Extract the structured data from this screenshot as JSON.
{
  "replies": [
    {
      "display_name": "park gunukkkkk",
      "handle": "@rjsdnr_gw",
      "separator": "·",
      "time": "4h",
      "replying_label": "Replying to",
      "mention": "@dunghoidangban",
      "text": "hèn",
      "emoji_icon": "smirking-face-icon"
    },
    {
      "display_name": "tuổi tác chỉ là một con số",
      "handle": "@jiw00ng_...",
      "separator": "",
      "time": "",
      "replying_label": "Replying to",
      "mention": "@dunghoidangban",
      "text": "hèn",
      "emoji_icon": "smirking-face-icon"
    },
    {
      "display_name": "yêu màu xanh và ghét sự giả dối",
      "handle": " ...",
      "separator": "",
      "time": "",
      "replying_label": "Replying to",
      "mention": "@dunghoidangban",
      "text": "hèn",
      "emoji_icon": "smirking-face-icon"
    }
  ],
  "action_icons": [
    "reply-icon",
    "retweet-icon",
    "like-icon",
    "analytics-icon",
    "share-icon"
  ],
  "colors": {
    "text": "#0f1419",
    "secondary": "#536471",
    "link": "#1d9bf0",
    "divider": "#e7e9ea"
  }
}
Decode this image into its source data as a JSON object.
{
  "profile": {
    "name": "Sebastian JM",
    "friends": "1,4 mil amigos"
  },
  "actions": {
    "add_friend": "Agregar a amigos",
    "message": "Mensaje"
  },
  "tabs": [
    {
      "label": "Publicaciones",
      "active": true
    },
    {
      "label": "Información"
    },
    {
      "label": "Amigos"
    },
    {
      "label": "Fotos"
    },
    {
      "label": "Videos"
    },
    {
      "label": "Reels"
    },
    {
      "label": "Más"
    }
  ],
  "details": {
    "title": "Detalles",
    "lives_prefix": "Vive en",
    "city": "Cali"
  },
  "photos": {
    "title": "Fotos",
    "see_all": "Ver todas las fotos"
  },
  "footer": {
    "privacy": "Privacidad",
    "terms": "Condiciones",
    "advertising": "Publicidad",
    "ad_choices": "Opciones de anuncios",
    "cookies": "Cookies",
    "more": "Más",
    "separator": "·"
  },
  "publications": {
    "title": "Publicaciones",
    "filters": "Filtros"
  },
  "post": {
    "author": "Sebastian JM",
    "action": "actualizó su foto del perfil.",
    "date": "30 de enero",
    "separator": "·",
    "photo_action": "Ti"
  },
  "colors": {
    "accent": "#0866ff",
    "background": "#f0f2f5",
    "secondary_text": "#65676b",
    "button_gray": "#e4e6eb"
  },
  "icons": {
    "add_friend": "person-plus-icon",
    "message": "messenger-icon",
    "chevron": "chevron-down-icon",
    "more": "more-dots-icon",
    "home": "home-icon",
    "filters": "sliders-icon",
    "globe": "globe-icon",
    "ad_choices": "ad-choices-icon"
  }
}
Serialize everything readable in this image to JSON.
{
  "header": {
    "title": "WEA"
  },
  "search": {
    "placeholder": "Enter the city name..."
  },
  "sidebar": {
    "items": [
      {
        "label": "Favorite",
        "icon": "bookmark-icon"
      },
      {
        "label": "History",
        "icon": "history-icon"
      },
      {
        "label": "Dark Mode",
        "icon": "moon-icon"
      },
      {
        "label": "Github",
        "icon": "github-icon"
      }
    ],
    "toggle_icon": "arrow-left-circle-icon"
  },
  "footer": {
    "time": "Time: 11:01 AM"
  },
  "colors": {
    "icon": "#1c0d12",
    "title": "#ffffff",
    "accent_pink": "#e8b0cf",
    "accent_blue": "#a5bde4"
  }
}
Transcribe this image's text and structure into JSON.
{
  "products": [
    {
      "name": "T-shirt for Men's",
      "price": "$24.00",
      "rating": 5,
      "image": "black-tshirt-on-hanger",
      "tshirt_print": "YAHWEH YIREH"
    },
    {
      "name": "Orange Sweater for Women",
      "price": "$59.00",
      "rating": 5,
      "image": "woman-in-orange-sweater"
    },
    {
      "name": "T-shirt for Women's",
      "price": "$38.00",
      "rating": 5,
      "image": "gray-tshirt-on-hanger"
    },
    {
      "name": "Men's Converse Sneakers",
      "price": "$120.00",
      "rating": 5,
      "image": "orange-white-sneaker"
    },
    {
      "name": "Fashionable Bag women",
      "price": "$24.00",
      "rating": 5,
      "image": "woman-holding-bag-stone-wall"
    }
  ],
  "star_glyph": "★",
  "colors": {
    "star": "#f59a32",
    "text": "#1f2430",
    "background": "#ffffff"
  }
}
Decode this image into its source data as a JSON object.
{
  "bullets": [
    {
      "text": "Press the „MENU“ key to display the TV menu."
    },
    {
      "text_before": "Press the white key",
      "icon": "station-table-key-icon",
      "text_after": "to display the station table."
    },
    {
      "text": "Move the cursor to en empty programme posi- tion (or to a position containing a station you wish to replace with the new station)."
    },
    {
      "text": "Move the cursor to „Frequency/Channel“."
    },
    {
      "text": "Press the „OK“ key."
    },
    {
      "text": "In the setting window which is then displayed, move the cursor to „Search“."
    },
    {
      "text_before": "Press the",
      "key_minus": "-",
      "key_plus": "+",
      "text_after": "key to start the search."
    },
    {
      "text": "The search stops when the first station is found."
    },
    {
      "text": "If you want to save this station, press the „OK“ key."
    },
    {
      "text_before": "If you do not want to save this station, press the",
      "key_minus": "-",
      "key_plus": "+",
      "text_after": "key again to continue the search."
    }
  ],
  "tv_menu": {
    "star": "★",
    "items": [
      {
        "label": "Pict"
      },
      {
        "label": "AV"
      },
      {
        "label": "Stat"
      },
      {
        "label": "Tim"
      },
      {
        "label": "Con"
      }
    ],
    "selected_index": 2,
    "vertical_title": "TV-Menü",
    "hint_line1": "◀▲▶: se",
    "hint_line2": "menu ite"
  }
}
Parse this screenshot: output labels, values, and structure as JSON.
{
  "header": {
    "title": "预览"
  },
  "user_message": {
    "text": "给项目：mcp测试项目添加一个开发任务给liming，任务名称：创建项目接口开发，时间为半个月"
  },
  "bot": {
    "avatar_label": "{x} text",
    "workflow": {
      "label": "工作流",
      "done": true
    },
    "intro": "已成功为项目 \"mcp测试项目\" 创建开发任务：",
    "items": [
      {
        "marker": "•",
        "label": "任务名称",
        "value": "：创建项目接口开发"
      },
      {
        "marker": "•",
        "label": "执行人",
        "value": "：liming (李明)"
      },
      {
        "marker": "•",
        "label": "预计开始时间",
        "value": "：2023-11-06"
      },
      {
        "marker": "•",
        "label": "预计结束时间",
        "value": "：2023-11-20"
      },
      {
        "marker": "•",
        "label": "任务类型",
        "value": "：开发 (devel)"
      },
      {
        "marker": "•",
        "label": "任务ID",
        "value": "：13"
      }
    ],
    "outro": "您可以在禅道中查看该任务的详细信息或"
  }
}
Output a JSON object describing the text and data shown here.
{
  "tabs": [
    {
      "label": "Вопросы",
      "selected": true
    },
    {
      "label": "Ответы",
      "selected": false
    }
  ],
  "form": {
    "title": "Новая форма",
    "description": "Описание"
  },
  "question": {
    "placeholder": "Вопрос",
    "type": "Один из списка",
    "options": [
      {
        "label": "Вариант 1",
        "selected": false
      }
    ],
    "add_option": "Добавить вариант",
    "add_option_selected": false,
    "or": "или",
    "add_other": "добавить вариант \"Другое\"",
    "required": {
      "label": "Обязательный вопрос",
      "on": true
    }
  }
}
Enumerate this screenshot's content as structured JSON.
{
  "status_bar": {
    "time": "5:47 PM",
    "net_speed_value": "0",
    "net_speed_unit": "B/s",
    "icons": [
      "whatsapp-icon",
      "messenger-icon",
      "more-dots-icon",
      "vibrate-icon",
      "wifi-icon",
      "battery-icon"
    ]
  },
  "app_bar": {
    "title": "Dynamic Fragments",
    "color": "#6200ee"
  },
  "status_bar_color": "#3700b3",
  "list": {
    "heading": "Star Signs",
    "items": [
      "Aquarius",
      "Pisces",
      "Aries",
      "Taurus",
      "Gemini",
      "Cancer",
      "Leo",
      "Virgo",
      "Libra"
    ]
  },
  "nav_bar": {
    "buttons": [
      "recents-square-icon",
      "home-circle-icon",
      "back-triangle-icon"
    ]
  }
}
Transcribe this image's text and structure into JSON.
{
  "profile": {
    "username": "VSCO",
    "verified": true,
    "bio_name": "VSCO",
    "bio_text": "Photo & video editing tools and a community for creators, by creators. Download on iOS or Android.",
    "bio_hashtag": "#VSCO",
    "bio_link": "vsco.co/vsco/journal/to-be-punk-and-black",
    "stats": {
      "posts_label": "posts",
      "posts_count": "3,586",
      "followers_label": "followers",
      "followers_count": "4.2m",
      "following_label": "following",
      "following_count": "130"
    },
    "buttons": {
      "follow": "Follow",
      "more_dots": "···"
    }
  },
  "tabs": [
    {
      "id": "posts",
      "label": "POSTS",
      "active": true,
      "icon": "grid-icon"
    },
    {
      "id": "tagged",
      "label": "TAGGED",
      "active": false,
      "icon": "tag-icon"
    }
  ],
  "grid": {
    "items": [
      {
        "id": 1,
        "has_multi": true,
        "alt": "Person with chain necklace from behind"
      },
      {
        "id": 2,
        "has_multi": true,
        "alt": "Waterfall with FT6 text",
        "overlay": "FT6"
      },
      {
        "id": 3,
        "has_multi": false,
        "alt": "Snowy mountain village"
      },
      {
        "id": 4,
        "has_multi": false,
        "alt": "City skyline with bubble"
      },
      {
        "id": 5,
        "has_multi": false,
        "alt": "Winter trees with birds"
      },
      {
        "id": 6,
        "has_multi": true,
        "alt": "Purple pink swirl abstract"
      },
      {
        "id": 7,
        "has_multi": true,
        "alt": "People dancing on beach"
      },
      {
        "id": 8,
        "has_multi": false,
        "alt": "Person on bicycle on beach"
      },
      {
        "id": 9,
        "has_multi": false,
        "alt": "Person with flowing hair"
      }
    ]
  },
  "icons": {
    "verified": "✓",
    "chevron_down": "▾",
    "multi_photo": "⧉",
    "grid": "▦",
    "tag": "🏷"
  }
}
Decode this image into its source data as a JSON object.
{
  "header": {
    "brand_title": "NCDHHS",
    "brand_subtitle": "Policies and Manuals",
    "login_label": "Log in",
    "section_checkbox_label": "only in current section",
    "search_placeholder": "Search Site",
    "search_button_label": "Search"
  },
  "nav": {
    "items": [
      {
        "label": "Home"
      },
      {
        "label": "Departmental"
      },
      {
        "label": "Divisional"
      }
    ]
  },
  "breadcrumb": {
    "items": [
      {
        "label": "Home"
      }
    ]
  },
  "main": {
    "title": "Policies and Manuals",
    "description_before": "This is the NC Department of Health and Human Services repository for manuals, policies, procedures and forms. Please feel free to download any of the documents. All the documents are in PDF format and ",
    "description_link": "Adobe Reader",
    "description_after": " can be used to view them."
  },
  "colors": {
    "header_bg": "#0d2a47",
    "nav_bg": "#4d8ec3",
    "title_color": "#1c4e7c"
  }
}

---------------

> EXERCISE DETAILS
Collect the lines that hold "JSON".

> SOLUTION TO THIS PROBLEM
Extract the structured data from this screenshot as JSON.
Decode this image into its source data as a JSON object.
Serialize everything readable in this image to JSON.
Transcribe this image's text and structure into JSON.
Decode this image into its source data as a JSON object.
Parse this screenshot: output labels, values, and structure as JSON.
Output a JSON object describing the text and data shown here.
Enumerate this screenshot's content as structured JSON.
Transcribe this image's text and structure into JSON.
Decode this image into its source data as a JSON object.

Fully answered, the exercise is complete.